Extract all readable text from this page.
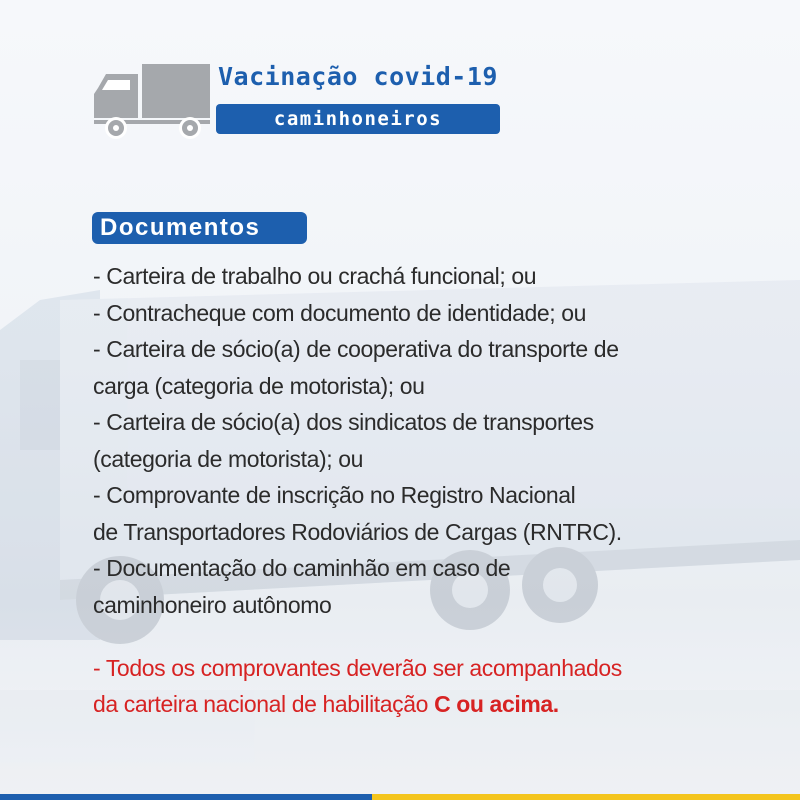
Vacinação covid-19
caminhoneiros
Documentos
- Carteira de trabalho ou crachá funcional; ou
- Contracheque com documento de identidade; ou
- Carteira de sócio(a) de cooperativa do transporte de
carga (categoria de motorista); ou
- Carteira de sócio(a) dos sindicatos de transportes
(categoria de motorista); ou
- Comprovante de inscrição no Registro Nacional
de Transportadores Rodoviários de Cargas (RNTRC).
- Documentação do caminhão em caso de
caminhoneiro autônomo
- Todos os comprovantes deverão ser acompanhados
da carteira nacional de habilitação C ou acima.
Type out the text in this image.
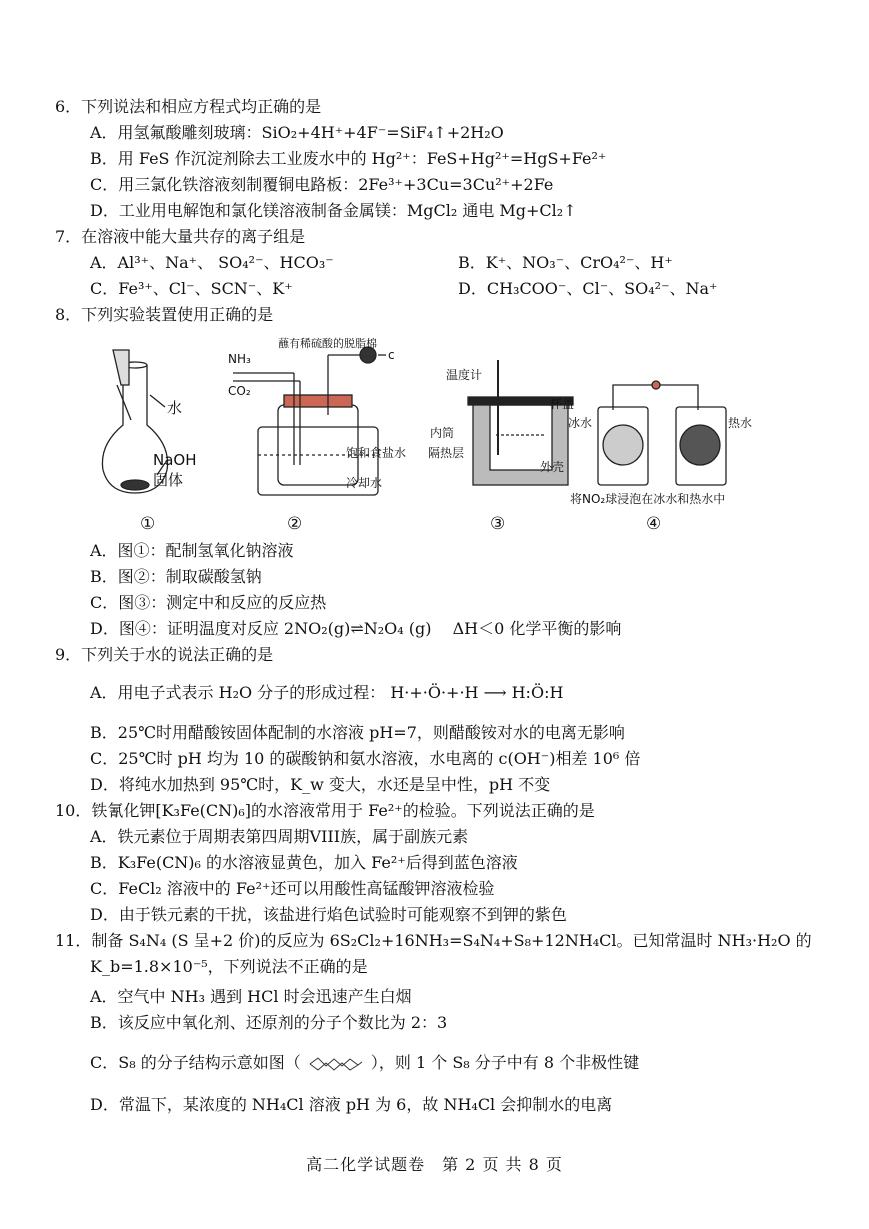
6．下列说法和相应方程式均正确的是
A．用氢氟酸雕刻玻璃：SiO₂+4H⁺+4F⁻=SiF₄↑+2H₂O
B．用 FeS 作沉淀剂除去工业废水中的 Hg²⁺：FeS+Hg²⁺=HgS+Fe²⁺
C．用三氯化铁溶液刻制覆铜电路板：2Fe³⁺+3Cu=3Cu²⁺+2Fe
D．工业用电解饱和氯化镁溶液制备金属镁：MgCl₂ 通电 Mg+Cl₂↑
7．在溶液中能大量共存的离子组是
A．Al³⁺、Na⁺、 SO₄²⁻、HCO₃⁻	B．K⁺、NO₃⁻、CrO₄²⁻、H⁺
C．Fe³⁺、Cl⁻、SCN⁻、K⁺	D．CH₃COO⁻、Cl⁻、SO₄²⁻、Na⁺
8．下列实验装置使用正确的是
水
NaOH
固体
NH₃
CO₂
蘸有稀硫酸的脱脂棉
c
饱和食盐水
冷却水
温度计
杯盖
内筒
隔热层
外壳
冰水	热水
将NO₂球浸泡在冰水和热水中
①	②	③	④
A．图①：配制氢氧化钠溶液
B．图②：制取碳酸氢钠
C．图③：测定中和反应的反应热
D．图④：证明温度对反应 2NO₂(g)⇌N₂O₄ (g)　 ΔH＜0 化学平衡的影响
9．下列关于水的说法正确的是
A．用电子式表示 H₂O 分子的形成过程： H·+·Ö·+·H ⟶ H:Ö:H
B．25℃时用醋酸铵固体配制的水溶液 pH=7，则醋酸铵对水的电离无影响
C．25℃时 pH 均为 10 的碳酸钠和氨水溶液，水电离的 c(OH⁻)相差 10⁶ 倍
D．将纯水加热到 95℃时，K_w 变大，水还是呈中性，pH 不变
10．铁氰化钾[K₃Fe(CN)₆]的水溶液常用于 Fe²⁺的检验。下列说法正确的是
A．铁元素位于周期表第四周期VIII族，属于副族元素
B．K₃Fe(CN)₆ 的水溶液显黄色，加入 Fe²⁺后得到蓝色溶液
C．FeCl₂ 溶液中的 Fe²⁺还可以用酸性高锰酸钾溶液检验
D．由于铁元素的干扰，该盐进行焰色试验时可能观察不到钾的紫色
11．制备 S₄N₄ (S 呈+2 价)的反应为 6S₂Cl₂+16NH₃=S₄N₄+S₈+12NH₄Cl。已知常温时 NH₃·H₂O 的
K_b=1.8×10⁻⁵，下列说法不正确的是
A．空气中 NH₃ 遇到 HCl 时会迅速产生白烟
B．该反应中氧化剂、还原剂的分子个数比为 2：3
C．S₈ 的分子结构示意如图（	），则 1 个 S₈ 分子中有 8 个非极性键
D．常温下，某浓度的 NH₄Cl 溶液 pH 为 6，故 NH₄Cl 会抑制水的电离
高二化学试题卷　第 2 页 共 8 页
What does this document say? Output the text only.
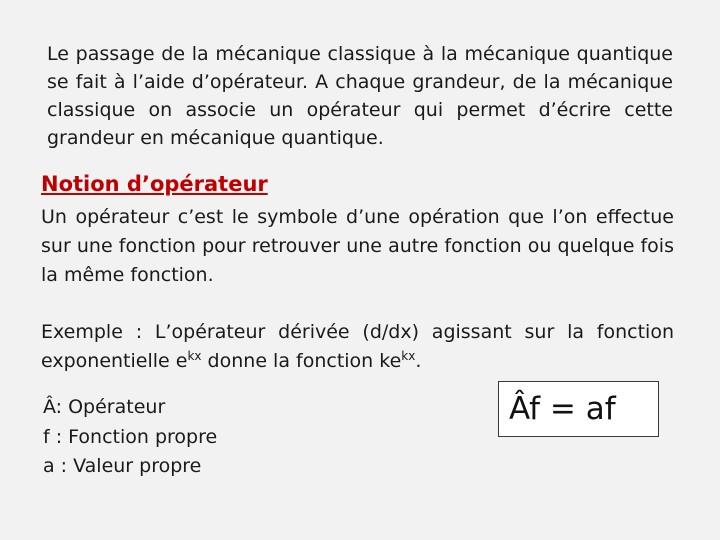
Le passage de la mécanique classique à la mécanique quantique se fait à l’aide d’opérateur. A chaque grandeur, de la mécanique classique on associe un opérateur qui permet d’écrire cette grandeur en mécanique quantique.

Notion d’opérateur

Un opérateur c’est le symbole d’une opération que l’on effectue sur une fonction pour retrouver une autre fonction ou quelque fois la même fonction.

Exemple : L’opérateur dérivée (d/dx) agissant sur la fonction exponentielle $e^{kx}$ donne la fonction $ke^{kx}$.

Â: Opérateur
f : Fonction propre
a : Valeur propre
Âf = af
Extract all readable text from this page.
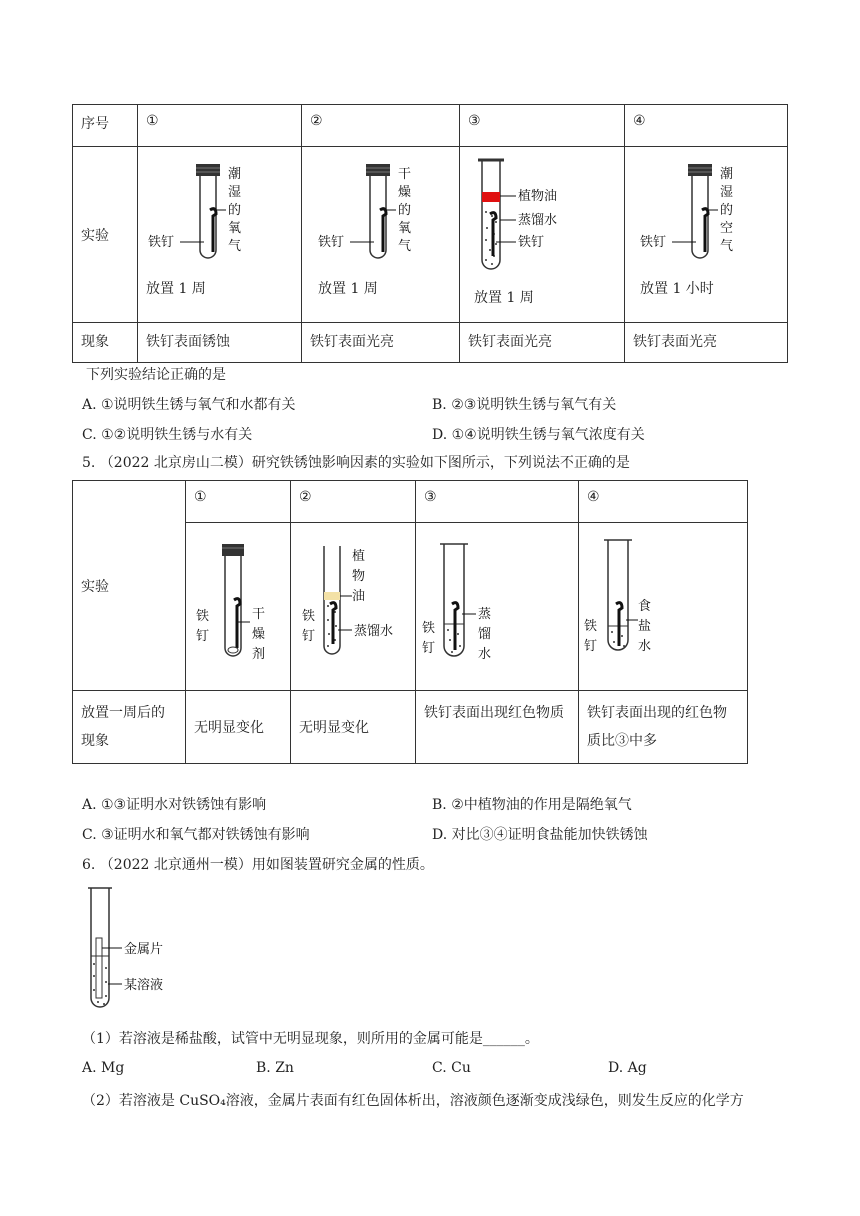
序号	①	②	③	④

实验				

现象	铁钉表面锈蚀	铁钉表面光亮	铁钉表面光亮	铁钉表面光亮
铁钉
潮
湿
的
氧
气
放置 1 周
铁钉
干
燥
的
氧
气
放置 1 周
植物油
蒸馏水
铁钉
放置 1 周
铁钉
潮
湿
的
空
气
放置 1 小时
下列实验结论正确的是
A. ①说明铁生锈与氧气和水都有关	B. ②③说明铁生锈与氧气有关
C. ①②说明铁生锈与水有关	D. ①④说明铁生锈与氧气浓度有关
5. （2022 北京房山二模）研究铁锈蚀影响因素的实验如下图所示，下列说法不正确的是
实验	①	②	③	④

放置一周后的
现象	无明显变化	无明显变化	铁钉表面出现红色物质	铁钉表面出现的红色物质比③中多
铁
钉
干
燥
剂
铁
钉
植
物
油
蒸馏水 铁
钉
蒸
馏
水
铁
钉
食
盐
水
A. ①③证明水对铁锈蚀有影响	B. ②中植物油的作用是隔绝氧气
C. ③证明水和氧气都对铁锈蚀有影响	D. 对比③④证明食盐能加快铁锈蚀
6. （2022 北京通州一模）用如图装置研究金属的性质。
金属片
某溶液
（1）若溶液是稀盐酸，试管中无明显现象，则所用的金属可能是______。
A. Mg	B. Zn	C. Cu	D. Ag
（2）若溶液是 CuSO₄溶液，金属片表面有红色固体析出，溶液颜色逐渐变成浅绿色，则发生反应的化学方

...

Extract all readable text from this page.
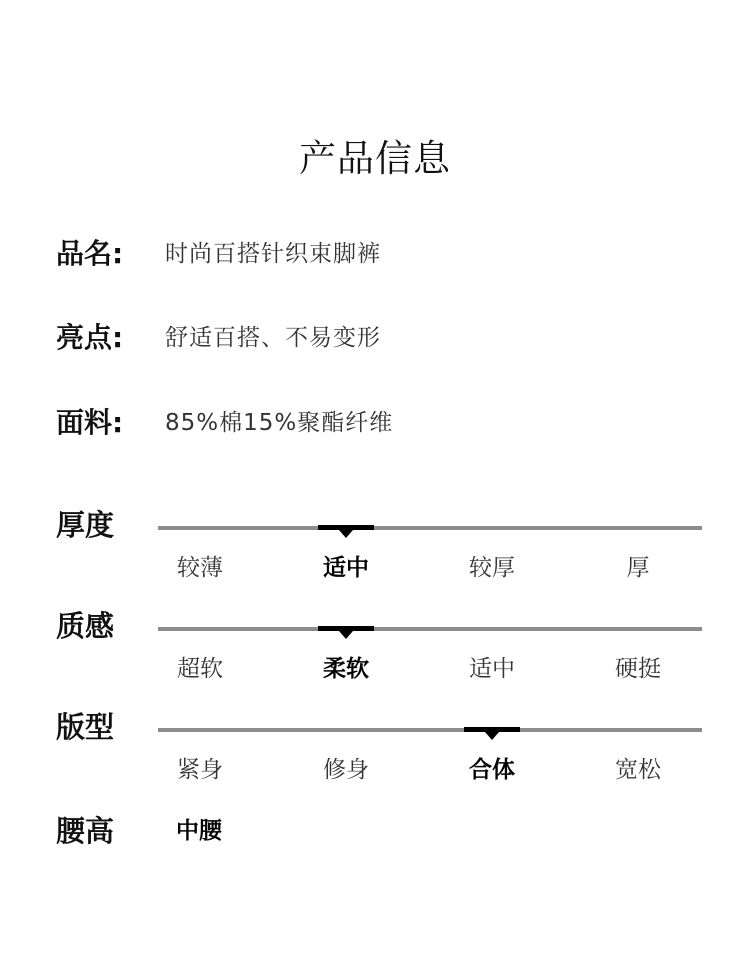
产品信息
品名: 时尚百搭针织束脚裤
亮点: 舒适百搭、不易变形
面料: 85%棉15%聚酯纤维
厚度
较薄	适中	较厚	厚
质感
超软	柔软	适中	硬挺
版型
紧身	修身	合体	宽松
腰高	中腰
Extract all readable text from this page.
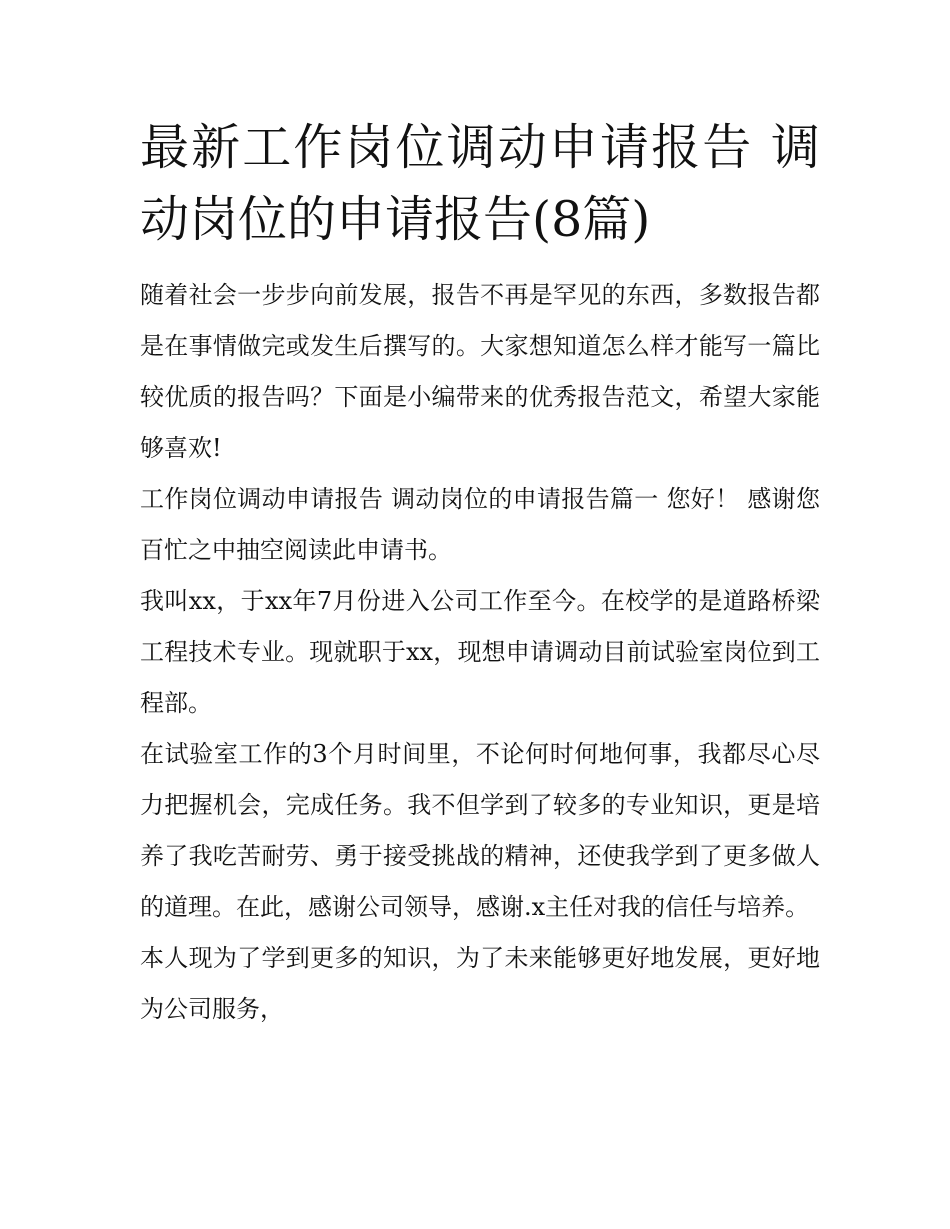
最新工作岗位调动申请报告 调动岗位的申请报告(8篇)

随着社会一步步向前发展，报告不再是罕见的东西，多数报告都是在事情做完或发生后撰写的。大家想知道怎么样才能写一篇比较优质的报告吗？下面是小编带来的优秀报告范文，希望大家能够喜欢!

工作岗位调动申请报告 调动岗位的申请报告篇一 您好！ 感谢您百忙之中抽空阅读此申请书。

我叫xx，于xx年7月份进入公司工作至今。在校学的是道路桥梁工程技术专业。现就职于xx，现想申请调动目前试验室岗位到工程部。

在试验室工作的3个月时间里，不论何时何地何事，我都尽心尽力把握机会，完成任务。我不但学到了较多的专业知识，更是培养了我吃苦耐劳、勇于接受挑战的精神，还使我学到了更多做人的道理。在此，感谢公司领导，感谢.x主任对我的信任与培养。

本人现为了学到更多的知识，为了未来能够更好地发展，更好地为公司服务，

Task description.
Copy every line in the listing above where the string "K₃Fe" turns up.

Result of the task.
10．铁氰化钾[K₃Fe(CN)₆]的水溶液常用于 Fe²⁺的检验。下列说法正确的是
B．K₃Fe(CN)₆ 的水溶液显黄色，加入 Fe²⁺后得到蓝色溶液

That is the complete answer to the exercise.